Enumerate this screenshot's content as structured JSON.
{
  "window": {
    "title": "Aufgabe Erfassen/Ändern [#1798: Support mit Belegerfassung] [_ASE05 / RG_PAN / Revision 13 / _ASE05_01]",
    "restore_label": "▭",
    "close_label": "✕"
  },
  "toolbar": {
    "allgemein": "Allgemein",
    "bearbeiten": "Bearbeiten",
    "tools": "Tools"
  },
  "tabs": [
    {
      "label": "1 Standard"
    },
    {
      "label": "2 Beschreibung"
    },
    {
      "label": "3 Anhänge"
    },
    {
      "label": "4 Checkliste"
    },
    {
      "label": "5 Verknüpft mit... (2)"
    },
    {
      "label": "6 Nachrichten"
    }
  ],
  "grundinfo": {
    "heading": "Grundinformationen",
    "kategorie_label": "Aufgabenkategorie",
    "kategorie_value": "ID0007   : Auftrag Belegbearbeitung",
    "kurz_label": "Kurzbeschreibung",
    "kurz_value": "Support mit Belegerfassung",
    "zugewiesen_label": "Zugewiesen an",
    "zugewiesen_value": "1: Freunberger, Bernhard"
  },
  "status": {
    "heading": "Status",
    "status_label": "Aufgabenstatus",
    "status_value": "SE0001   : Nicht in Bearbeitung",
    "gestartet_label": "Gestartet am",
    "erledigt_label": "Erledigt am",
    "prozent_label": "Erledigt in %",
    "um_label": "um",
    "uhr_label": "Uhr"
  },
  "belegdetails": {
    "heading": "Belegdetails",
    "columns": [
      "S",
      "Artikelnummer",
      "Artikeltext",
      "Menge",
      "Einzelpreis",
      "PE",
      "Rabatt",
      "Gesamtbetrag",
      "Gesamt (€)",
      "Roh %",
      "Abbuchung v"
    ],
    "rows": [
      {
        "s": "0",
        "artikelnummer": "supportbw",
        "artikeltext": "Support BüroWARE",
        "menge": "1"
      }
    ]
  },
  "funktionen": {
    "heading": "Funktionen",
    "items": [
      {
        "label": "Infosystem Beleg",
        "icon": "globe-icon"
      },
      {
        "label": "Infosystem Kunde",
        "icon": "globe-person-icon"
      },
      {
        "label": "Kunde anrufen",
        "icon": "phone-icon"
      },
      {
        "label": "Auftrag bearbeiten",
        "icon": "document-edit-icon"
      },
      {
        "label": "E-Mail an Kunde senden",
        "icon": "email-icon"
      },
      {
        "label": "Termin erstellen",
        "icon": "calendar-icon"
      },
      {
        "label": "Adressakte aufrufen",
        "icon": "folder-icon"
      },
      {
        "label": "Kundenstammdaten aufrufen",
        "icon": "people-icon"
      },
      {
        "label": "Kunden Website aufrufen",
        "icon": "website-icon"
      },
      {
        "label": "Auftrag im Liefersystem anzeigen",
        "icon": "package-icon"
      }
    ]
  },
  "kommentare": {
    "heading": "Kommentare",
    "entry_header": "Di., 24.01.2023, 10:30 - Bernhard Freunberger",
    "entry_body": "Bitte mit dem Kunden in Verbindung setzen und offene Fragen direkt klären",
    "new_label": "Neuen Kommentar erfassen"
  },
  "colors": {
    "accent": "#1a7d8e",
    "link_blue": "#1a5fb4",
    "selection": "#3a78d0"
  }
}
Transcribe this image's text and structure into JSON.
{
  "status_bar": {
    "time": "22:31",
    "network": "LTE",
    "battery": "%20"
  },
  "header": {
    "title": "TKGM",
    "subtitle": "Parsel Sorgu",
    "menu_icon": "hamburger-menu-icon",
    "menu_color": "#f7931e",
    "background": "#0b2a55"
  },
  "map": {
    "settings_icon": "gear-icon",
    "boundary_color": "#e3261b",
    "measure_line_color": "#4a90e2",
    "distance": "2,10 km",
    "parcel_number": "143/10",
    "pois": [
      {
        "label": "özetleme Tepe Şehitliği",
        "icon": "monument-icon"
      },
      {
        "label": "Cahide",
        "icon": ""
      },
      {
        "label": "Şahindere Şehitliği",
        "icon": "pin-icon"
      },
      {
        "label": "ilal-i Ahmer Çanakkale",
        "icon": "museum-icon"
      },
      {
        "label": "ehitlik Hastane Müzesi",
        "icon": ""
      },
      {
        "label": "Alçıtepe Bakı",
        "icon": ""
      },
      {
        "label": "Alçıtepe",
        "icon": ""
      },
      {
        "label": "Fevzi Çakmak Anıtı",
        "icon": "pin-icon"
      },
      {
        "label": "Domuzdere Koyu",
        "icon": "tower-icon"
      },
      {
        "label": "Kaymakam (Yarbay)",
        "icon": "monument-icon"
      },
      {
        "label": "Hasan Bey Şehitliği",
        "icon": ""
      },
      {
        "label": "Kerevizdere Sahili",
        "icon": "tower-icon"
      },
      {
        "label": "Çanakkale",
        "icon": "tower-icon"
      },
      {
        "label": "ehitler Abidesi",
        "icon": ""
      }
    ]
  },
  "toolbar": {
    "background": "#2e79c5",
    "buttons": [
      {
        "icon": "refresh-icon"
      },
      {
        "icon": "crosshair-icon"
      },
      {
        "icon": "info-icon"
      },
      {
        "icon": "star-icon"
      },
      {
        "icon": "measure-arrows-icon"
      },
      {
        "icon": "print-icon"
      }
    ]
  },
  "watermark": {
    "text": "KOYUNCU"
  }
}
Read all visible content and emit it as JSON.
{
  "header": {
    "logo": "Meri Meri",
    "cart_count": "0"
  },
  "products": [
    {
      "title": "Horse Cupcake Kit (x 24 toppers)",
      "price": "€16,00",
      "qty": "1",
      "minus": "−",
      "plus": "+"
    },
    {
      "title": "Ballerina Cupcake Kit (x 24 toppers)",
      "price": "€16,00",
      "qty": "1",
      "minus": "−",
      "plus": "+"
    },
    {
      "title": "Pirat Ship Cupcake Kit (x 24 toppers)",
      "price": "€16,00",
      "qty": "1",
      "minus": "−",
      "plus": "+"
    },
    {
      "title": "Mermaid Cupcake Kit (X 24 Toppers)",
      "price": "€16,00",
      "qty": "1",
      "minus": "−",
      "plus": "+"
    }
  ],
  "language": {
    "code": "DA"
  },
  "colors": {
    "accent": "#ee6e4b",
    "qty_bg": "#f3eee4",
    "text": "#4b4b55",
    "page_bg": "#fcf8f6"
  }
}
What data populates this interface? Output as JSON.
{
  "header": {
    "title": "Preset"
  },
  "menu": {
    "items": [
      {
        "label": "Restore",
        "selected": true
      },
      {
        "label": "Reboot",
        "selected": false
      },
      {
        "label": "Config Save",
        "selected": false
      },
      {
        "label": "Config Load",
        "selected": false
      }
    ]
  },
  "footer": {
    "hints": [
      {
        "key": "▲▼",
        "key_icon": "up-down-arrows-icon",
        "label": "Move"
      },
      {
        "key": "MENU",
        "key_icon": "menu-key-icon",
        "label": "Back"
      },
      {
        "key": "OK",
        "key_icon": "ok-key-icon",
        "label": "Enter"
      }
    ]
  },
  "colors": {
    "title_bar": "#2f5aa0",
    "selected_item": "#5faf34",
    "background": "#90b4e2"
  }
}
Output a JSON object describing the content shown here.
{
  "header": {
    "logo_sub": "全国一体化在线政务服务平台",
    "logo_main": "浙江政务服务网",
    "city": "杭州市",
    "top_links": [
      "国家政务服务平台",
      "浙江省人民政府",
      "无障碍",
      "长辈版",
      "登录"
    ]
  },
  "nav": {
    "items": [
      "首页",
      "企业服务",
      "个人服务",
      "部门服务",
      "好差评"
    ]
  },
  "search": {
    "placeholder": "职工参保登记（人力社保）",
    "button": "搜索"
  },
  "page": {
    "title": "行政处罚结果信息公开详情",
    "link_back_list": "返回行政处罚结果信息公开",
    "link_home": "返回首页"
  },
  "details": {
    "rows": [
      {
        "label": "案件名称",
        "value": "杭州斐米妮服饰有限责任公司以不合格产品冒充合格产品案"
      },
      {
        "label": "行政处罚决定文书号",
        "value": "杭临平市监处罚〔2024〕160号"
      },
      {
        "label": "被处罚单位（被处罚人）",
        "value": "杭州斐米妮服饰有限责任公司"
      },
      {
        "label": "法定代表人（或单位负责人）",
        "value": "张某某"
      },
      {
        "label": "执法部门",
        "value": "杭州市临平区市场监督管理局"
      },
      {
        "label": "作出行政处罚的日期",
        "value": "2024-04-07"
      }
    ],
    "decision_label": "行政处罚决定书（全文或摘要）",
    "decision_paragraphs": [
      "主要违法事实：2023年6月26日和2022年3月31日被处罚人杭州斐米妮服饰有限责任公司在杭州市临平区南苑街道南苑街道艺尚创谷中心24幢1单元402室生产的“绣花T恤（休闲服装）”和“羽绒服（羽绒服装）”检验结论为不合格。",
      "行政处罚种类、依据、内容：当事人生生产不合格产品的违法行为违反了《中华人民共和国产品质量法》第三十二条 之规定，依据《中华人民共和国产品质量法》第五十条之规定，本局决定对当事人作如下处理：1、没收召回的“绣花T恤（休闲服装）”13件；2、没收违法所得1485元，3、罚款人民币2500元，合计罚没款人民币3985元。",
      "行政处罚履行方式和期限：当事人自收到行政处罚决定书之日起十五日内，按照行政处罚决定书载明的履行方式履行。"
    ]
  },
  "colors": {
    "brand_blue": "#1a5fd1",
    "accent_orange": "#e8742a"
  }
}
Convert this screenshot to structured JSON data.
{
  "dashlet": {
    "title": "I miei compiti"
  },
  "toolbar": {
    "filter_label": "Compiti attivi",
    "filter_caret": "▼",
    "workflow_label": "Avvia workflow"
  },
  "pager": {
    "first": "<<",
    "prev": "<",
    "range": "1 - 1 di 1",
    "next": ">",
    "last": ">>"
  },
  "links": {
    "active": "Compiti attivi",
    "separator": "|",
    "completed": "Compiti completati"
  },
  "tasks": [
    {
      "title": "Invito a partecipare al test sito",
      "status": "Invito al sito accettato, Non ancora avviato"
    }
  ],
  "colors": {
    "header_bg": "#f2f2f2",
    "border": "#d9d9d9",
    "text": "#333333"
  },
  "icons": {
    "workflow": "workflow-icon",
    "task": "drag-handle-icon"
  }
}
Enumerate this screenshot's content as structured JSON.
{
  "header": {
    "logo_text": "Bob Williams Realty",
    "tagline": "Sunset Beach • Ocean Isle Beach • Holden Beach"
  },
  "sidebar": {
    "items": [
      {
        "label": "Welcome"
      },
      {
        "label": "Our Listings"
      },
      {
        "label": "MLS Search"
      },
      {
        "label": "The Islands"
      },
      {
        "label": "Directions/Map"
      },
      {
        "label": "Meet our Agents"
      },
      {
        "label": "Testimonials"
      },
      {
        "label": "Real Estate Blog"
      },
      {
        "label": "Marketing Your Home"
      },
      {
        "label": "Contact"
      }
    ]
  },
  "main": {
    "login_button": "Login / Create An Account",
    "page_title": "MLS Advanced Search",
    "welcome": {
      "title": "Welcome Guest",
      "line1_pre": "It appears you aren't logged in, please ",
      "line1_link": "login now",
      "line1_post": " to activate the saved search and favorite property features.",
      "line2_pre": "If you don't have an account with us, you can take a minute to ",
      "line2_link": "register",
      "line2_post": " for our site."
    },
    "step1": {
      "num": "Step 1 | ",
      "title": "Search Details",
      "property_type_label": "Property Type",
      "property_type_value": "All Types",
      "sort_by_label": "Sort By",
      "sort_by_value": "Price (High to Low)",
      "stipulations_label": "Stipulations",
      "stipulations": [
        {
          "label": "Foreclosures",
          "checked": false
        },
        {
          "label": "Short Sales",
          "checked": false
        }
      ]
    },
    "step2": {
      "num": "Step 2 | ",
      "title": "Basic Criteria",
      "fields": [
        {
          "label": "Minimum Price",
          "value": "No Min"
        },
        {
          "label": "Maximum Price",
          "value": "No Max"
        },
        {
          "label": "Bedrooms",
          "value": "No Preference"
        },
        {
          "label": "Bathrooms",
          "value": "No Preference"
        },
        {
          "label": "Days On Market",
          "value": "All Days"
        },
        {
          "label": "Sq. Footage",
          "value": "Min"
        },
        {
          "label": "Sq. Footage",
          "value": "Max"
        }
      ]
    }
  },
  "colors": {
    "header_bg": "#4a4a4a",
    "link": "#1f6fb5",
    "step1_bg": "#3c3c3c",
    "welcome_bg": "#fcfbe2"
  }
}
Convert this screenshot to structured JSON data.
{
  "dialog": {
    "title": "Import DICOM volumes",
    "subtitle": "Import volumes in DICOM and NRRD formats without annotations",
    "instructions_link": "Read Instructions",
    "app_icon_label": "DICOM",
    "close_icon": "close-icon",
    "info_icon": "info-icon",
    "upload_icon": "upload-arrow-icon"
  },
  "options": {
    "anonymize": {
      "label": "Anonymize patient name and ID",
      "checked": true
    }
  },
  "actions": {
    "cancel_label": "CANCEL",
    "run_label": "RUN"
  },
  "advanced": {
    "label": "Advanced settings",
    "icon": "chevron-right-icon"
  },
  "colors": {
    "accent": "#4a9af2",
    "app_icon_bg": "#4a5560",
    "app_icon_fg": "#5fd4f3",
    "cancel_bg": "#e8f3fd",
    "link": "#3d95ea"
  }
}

++++++++

__Task goal__. Lines that include the word "JSON" are to be extracted from the data above.

__Task output__.
Enumerate this screenshot's content as structured JSON.
Transcribe this image's text and structure into JSON.
Read all visible content and emit it as JSON.
What data populates this interface? Output as JSON.
Output a JSON object describing the content shown here.
Convert this screenshot to structured JSON data.
Enumerate this screenshot's content as structured JSON.
Convert this screenshot to structured JSON data.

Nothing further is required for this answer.